-------- Information given

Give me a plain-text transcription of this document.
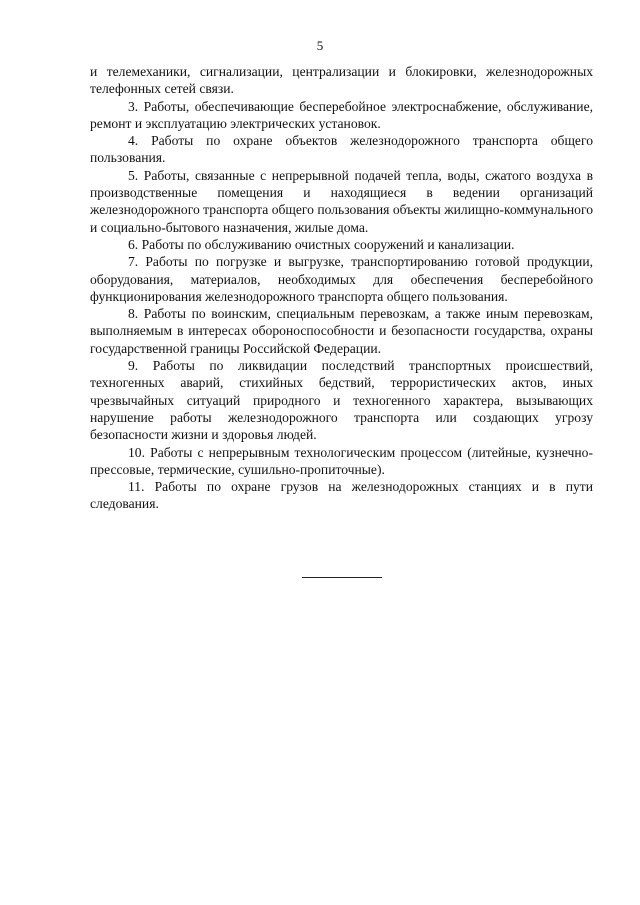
5

и телемеханики, сигнализации, централизации и блокировки, железнодорожных телефонных сетей связи.

3. Работы, обеспечивающие бесперебойное электроснабжение, обслуживание, ремонт и эксплуатацию электрических установок.

4. Работы по охране объектов железнодорожного транспорта общего пользования.

5. Работы, связанные с непрерывной подачей тепла, воды, сжатого воздуха в производственные помещения и находящиеся в ведении организаций железнодорожного транспорта общего пользования объекты жилищно-коммунального и социально-бытового назначения, жилые дома.

6. Работы по обслуживанию очистных сооружений и канализации.

7. Работы по погрузке и выгрузке, транспортированию готовой продукции, оборудования, материалов, необходимых для обеспечения бесперебойного функционирования железнодорожного транспорта общего пользования.

8. Работы по воинским, специальным перевозкам, а также иным перевозкам, выполняемым в интересах обороноспособности и безопасности государства, охраны государственной границы Российской Федерации.

9. Работы по ликвидации последствий транспортных происшествий, техногенных аварий, стихийных бедствий, террористических актов, иных чрезвычайных ситуаций природного и техногенного характера, вызывающих нарушение работы железнодорожного транспорта или создающих угрозу безопасности жизни и здоровья людей.

10. Работы с непрерывным технологическим процессом (литейные, кузнечно-прессовые, термические, сушильно-пропиточные).

11. Работы по охране грузов на железнодорожных станциях и в пути следования.
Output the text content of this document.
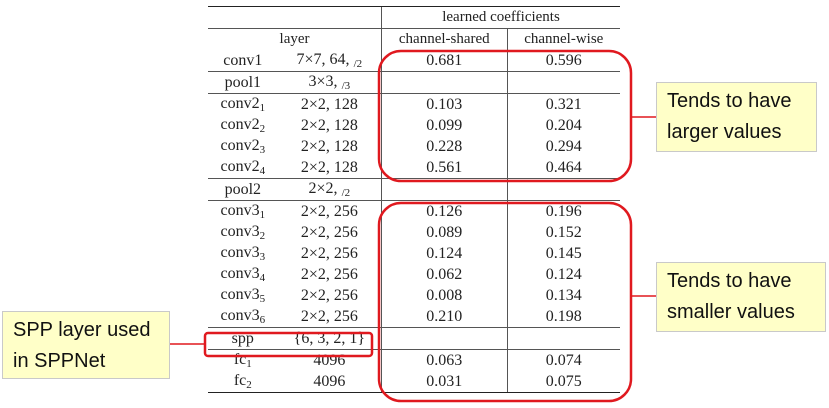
		learned coefficients	
layer		channel-shared	channel-wise
conv1	7×7, 64, $_{/2}$	0.681	0.596
pool1	3×3, $_{/3}$		
$conv2_1$	2×2, 128	0.103	0.321
$conv2_2$	2×2, 128	0.099	0.204
$conv2_3$	2×2, 128	0.228	0.294
$conv2_4$	2×2, 128	0.561	0.464
pool2	2×2, $_{/2}$		
$conv3_1$	2×2, 256	0.126	0.196
$conv3_2$	2×2, 256	0.089	0.152
$conv3_3$	2×2, 256	0.124	0.145
$conv3_4$	2×2, 256	0.062	0.124
$conv3_5$	2×2, 256	0.008	0.134
$conv3_6$	2×2, 256	0.210	0.198
spp	{6, 3, 2, 1}		
$fc_1$	4096	0.063	0.074
$fc_2$	4096	0.031	0.075
Tends to have
larger values
Tends to have
smaller values
SPP layer used
in SPPNet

----------------

# [What you need to do]
Output nothing but the lines from the line with "Output the text content of this document." through the last line of the material above, please, word for word and without the pictures.

# [The reply]
Output the text content of this document.
		learned coefficients	
layer		channel-shared	channel-wise
conv1	7×7, 64, $_{/2}$	0.681	0.596
pool1	3×3, $_{/3}$		
$conv2_1$	2×2, 128	0.103	0.321
$conv2_2$	2×2, 128	0.099	0.204
$conv2_3$	2×2, 128	0.228	0.294
$conv2_4$	2×2, 128	0.561	0.464
pool2	2×2, $_{/2}$		
$conv3_1$	2×2, 256	0.126	0.196
$conv3_2$	2×2, 256	0.089	0.152
$conv3_3$	2×2, 256	0.124	0.145
$conv3_4$	2×2, 256	0.062	0.124
$conv3_5$	2×2, 256	0.008	0.134
$conv3_6$	2×2, 256	0.210	0.198
spp	{6, 3, 2, 1}		
$fc_1$	4096	0.063	0.074
$fc_2$	4096	0.031	0.075
Tends to have
larger values
Tends to have
smaller values
SPP layer used
in SPPNet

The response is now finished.